Work to complete - Copy out each line that includes the word "JSON".

>> Begin Dataset records

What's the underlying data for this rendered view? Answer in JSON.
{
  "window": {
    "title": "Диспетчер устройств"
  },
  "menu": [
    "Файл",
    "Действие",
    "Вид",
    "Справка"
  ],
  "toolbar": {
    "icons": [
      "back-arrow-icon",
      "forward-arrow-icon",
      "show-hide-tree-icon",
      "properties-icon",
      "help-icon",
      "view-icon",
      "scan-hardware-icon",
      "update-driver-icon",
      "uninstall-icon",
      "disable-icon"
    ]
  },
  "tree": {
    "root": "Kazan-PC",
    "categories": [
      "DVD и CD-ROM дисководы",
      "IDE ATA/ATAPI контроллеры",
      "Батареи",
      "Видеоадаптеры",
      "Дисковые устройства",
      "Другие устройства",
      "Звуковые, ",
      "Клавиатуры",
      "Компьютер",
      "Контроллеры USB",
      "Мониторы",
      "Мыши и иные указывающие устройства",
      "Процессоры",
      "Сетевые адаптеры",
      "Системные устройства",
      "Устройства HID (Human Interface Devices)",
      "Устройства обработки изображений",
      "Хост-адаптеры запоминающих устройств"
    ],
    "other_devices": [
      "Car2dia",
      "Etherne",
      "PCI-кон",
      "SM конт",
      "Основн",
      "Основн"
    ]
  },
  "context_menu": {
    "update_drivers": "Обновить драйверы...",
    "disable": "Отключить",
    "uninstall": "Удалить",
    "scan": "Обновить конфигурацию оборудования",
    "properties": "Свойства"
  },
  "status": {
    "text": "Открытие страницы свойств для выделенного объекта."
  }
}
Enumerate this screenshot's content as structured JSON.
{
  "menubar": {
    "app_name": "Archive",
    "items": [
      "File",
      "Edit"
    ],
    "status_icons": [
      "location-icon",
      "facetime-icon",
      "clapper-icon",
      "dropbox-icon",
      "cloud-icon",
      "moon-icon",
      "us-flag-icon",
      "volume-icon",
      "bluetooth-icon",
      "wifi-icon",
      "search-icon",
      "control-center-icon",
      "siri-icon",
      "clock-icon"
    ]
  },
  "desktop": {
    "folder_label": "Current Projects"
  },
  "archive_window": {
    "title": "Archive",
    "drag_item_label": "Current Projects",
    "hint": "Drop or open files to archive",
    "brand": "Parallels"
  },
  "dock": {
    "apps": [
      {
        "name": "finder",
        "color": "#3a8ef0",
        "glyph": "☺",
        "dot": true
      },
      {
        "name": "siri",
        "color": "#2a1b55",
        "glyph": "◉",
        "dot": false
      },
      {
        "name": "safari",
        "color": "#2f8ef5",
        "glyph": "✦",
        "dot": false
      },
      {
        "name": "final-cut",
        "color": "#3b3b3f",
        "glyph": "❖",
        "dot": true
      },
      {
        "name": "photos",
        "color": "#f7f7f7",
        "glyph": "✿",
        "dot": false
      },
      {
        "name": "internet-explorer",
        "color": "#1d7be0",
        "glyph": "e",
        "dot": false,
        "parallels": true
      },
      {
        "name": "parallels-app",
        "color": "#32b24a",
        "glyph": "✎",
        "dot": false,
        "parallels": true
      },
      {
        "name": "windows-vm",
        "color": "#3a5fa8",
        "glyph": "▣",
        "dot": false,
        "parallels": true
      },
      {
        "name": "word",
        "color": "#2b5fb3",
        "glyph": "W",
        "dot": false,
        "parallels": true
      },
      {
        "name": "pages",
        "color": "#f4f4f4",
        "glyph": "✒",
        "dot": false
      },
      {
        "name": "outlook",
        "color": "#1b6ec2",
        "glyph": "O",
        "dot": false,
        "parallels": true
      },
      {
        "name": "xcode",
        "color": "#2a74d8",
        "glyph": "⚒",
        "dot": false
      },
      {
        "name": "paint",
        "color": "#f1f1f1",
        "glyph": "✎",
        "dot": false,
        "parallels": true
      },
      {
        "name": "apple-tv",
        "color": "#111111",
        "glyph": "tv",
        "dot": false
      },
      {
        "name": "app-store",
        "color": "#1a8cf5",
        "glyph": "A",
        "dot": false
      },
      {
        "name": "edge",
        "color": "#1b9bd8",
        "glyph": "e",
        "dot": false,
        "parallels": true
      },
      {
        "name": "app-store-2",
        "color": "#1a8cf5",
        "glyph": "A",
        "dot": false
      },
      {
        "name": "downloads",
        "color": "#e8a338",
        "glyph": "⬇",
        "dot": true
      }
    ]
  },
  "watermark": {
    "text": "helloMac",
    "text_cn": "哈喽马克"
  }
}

>> End Dataset records

The solution -
What's the underlying data for this rendered view? Answer in JSON.
Enumerate this screenshot's content as structured JSON.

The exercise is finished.